__Task brief__
Return all lines where the word "inch" can be found.
─── The records
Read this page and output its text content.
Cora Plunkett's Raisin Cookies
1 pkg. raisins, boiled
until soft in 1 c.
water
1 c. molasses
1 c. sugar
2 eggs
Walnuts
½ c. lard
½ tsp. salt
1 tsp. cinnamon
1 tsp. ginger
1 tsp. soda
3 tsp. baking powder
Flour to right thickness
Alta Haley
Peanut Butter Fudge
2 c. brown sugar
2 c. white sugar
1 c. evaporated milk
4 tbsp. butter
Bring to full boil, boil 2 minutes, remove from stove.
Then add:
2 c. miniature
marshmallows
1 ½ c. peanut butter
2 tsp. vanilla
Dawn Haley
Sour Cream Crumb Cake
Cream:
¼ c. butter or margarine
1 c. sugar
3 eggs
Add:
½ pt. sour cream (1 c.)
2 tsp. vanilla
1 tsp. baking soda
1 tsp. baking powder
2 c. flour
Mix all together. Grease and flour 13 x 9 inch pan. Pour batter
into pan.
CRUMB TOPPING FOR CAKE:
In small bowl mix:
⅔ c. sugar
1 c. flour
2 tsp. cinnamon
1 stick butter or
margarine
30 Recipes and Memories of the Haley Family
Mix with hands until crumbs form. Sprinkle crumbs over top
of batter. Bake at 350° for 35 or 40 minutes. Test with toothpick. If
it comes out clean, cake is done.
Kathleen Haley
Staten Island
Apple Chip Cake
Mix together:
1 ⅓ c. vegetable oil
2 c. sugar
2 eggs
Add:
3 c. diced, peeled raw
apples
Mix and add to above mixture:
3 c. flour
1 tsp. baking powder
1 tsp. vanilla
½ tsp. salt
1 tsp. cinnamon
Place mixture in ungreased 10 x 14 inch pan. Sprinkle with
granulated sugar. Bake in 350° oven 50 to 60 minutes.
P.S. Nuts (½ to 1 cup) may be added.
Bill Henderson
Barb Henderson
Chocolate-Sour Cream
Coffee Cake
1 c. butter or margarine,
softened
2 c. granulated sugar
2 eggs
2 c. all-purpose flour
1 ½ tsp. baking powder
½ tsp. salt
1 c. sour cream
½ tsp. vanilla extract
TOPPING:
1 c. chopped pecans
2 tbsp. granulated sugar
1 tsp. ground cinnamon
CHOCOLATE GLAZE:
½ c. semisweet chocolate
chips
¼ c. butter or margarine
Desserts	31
──────
─── The records
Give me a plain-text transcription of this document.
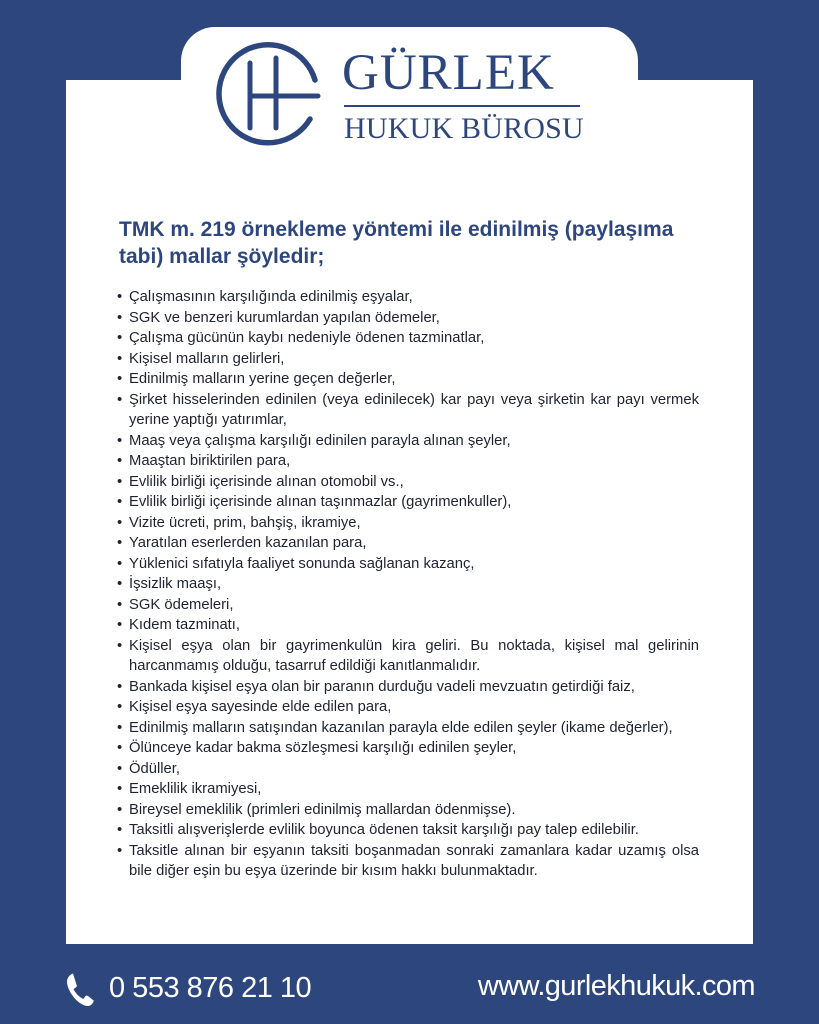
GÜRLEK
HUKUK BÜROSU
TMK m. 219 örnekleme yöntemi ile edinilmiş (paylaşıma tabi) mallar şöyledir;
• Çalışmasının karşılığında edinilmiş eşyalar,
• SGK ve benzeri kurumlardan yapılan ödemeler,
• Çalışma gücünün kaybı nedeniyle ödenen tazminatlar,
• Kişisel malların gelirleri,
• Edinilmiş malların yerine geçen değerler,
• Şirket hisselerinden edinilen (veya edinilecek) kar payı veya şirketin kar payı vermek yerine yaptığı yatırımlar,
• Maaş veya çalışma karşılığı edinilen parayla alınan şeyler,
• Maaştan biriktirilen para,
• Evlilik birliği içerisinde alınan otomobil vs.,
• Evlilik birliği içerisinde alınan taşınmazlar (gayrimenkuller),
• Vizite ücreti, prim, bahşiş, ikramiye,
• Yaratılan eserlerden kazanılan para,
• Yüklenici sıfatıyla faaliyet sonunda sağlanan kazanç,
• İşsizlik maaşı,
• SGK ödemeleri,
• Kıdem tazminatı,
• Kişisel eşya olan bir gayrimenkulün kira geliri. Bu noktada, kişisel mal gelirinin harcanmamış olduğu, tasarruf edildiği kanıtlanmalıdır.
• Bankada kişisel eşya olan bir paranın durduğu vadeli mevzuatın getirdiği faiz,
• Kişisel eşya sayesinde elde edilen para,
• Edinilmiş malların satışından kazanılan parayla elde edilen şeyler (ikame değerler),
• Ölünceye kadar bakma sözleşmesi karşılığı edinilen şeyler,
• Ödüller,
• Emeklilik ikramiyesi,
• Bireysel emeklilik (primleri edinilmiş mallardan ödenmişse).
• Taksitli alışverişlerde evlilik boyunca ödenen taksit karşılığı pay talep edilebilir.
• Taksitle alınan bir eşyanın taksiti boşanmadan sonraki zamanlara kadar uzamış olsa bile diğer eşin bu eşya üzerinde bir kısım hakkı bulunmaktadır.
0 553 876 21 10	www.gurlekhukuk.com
──────
__Exercise solution__
Mix all together. Grease and flour 13 x 9 inch pan. Pour batter
Place mixture in ungreased 10 x 14 inch pan. Sprinkle with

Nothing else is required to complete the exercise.